[start]

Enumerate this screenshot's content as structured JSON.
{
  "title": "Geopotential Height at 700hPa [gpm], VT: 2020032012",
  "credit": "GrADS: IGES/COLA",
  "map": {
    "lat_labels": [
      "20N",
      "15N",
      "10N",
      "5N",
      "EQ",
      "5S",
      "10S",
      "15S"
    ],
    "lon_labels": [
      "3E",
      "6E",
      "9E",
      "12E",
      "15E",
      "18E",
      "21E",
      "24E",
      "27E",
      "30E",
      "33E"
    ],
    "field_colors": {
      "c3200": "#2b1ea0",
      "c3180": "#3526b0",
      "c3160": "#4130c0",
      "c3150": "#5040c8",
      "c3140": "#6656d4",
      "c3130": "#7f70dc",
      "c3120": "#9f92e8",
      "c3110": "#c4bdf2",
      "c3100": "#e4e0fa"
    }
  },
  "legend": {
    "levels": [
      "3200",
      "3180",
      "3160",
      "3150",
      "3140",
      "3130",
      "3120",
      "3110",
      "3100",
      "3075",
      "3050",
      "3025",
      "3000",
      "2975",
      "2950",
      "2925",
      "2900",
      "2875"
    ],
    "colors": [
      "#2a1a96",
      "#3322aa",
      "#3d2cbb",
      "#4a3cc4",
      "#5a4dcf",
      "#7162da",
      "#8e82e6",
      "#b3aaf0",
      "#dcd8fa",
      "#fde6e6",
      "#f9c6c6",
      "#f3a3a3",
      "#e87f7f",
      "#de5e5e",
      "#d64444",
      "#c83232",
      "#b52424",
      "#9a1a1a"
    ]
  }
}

[end]

Brief:
Extract the full set of entries word for word.

Response:
Enumerate this screenshot's content as structured JSON.
{
  "title": "Geopotential Height at 700hPa [gpm], VT: 2020032012",
  "credit": "GrADS: IGES/COLA",
  "map": {
    "lat_labels": [
      "20N",
      "15N",
      "10N",
      "5N",
      "EQ",
      "5S",
      "10S",
      "15S"
    ],
    "lon_labels": [
      "3E",
      "6E",
      "9E",
      "12E",
      "15E",
      "18E",
      "21E",
      "24E",
      "27E",
      "30E",
      "33E"
    ],
    "field_colors": {
      "c3200": "#2b1ea0",
      "c3180": "#3526b0",
      "c3160": "#4130c0",
      "c3150": "#5040c8",
      "c3140": "#6656d4",
      "c3130": "#7f70dc",
      "c3120": "#9f92e8",
      "c3110": "#c4bdf2",
      "c3100": "#e4e0fa"
    }
  },
  "legend": {
    "levels": [
      "3200",
      "3180",
      "3160",
      "3150",
      "3140",
      "3130",
      "3120",
      "3110",
      "3100",
      "3075",
      "3050",
      "3025",
      "3000",
      "2975",
      "2950",
      "2925",
      "2900",
      "2875"
    ],
    "colors": [
      "#2a1a96",
      "#3322aa",
      "#3d2cbb",
      "#4a3cc4",
      "#5a4dcf",
      "#7162da",
      "#8e82e6",
      "#b3aaf0",
      "#dcd8fa",
      "#fde6e6",
      "#f9c6c6",
      "#f3a3a3",
      "#e87f7f",
      "#de5e5e",
      "#d64444",
      "#c83232",
      "#b52424",
      "#9a1a1a"
    ]
  }
}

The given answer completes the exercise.